--- WHAT THE TASK ASKS ---
Look through the material and tally each line bearing the word "Output". Give only the total.

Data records
-------

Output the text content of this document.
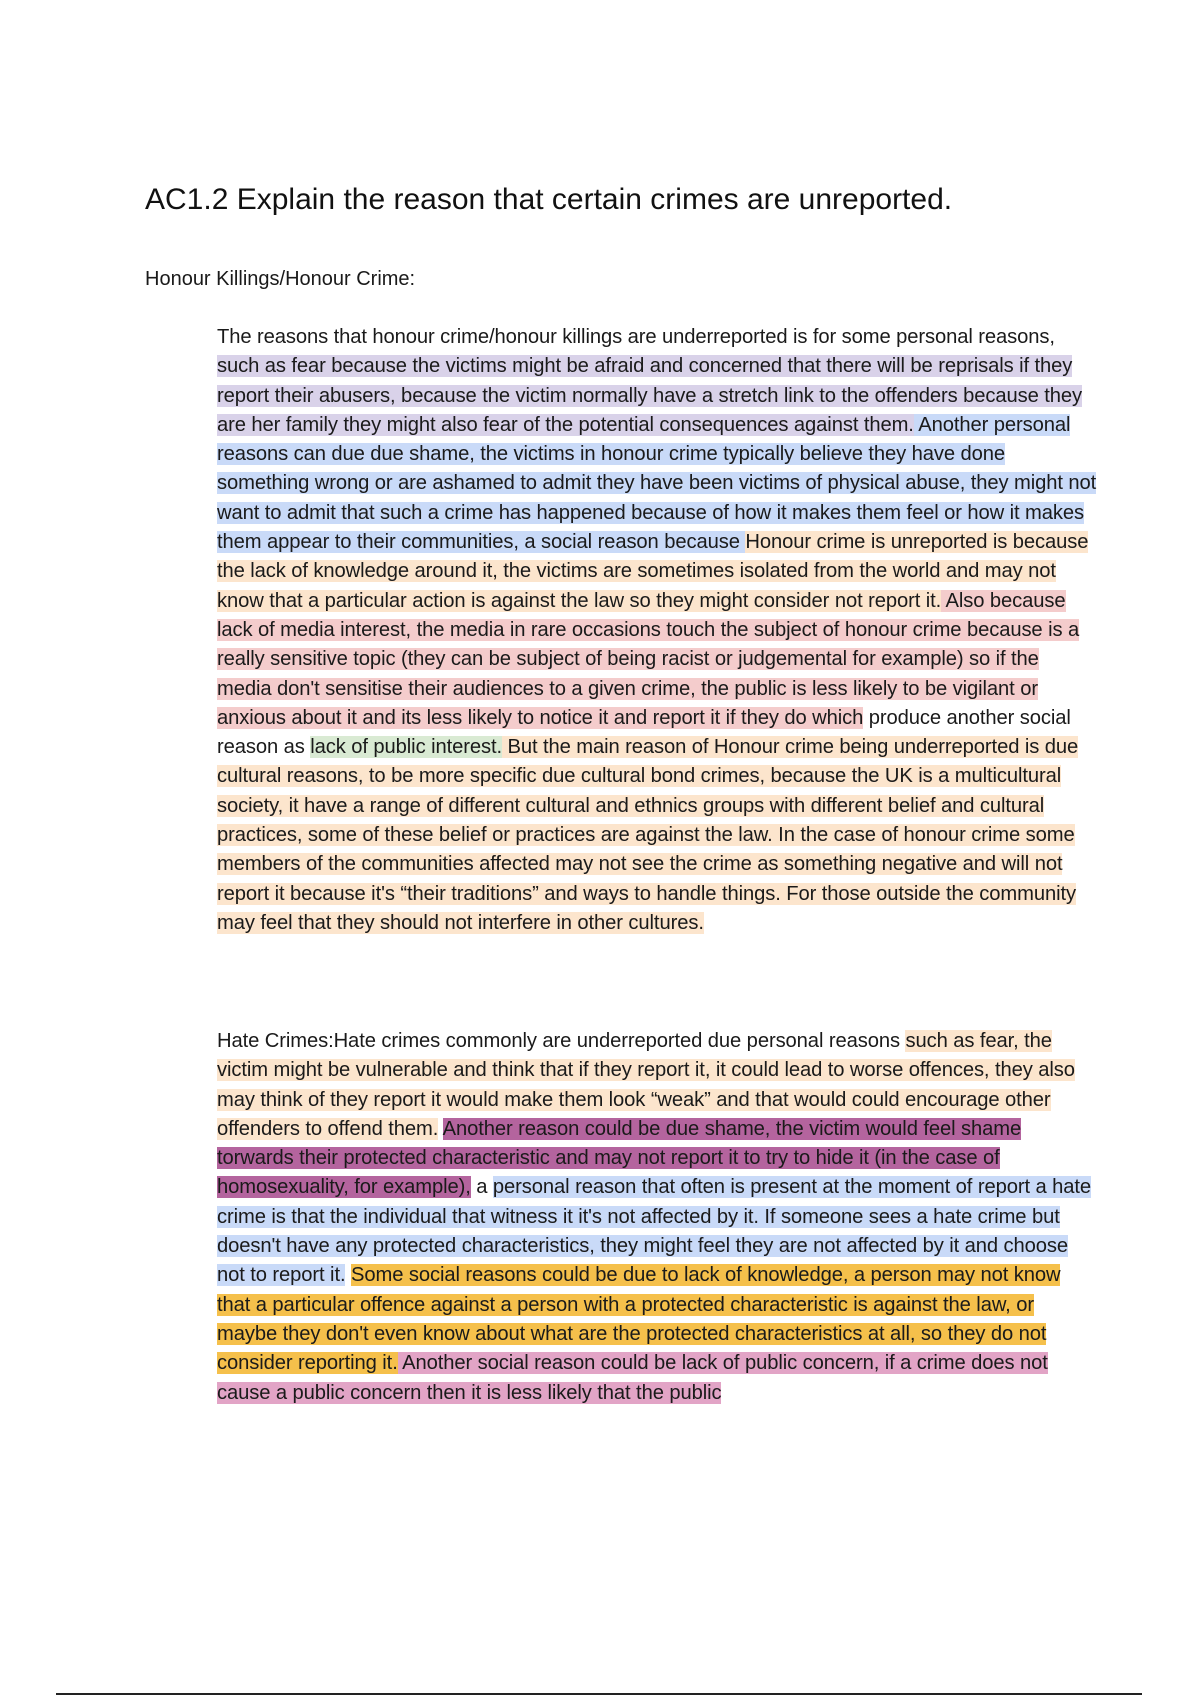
AC1.2 Explain the reason that certain crimes are unreported.

Honour Killings/Honour Crime:

The reasons that honour crime/honour killings are underreported is for some personal reasons, such as fear because the victims might be afraid and concerned that there will be reprisals if they report their abusers, because the victim normally have a stretch link to the offenders because they are her family they might also fear of the potential consequences against them. Another personal reasons can due due shame, the victims in honour crime typically believe they have done something wrong or are ashamed to admit they have been victims of physical abuse, they might not want to admit that such a crime has happened because of how it makes them feel or how it makes them appear to their communities, a social reason because Honour crime is unreported is because the lack of knowledge around it, the victims are sometimes isolated from the world and may not know that a particular action is against the law so they might consider not report it. Also because lack of media interest, the media in rare occasions touch the subject of honour crime because is a really sensitive topic (they can be subject of being racist or judgemental for example) so if the media don't sensitise their audiences to a given crime, the public is less likely to be vigilant or anxious about it and its less likely to notice it and report it if they do which produce another social reason as lack of public interest. But the main reason of Honour crime being underreported is due cultural reasons, to be more specific due cultural bond crimes, because the UK is a multicultural society, it have a range of different cultural and ethnics groups with different belief and cultural practices, some of these belief or practices are against the law. In the case of honour crime some members of the communities affected may not see the crime as something negative and will not report it because it's “their traditions” and ways to handle things. For those outside the community may feel that they should not interfere in other cultures.

Hate Crimes:Hate crimes commonly are underreported due personal reasons such as fear, the victim might be vulnerable and think that if they report it, it could lead to worse offences, they also may think of they report it would make them look “weak” and that would could encourage other offenders to offend them. Another reason could be due shame, the victim would feel shame torwards their protected characteristic and may not report it to try to hide it (in the case of homosexuality, for example), a personal reason that often is present at the moment of report a hate crime is that the individual that witness it it's not affected by it. If someone sees a hate crime but doesn't have any protected characteristics, they might feel they are not affected by it and choose not to report it. Some social reasons could be due to lack of knowledge, a person may not know that a particular offence against a person with a protected characteristic is against the law, or maybe they don't even know about what are the protected characteristics at all, so they do not consider reporting it. Another social reason could be lack of public concern, if a crime does not cause a public concern then it is less likely that the public
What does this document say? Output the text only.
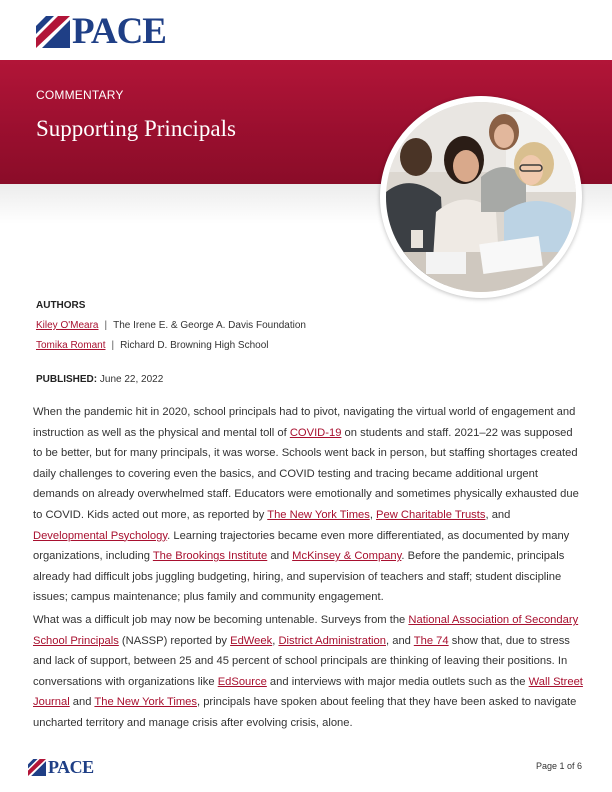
PACE
COMMENTARY
Supporting Principals
AUTHORS
Kiley O'Meara | The Irene E. & George A. Davis Foundation
Tomika Romant | Richard D. Browning High School
PUBLISHED: June 22, 2022

When the pandemic hit in 2020, school principals had to pivot, navigating the virtual world of engagement and instruction as well as the physical and mental toll of COVID-19 on students and staff. 2021–22 was supposed to be better, but for many principals, it was worse. Schools went back in person, but staffing shortages created daily challenges to covering even the basics, and COVID testing and tracing became additional urgent demands on already overwhelmed staff. Educators were emotionally and sometimes physically exhausted due to COVID. Kids acted out more, as reported by The New York Times, Pew Charitable Trusts, and Developmental Psychology. Learning trajectories became even more differentiated, as documented by many organizations, including The Brookings Institute and McKinsey & Company. Before the pandemic, principals already had difficult jobs juggling budgeting, hiring, and supervision of teachers and staff; student discipline issues; campus maintenance; plus family and community engagement.

What was a difficult job may now be becoming untenable. Surveys from the National Association of Secondary School Principals (NASSP) reported by EdWeek, District Administration, and The 74 show that, due to stress and lack of support, between 25 and 45 percent of school principals are thinking of leaving their positions. In conversations with organizations like EdSource and interviews with major media outlets such as the Wall Street Journal and The New York Times, principals have spoken about feeling that they have been asked to navigate uncharted territory and manage crisis after evolving crisis, alone.

PACE	Page 1 of 6
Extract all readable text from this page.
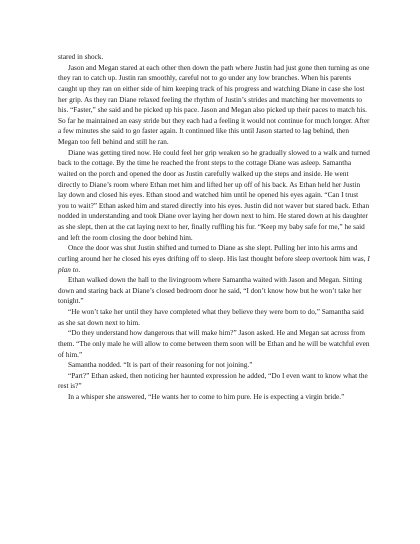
stared in shock.

Jason and Megan stared at each other then down the path where Justin had just gone then turning as one they ran to catch up. Justin ran smoothly, careful not to go under any low branches. When his parents caught up they ran on either side of him keeping track of his progress and watching Diane in case she lost her grip. As they ran Diane relaxed feeling the rhythm of Justin’s strides and matching her movements to his. “Faster,” she said and he picked up his pace. Jason and Megan also picked up their paces to match his. So far he maintained an easy stride but they each had a feeling it would not continue for much longer. After a few minutes she said to go faster again. It continued like this until Jason started to lag behind, then Megan too fell behind and still he ran.

Diane was getting tired now. He could feel her grip weaken so he gradually slowed to a walk and turned back to the cottage. By the time he reached the front steps to the cottage Diane was asleep. Samantha waited on the porch and opened the door as Justin carefully walked up the steps and inside. He went directly to Diane’s room where Ethan met him and lifted her up off of his back. As Ethan held her Justin lay down and closed his eyes. Ethan stood and watched him until he opened his eyes again. “Can I trust you to wait?” Ethan asked him and stared directly into his eyes. Justin did not waver but stared back. Ethan nodded in understanding and took Diane over laying her down next to him. He stared down at his daughter as she slept, then at the cat laying next to her, finally ruffling his fur. “Keep my baby safe for me,” he said and left the room closing the door behind him.

Once the door was shut Justin shifted and turned to Diane as she slept. Pulling her into his arms and curling around her he closed his eyes drifting off to sleep. His last thought before sleep overtook him was, I plan to.

Ethan walked down the hall to the livingroom where Samantha waited with Jason and Megan. Sitting down and staring back at Diane’s closed bedroom door he said, “I don’t know how but he won’t take her tonight.”

“He won’t take her until they have completed what they believe they were born to do,” Samantha said as she sat down next to him.

“Do they understand how dangerous that will make him?” Jason asked. He and Megan sat across from them. “The only male he will allow to come between them soon will be Ethan and he will be watchful even of him.”

Samantha nodded. “It is part of their reasoning for not joining.”

“Part?” Ethan asked, then noticing her haunted expression he added, “Do I even want to know what the rest is?”

In a whisper she answered, “He wants her to come to him pure. He is expecting a virgin bride.”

-------

--- SOLUTION FOR THIS EXERCISE ---
2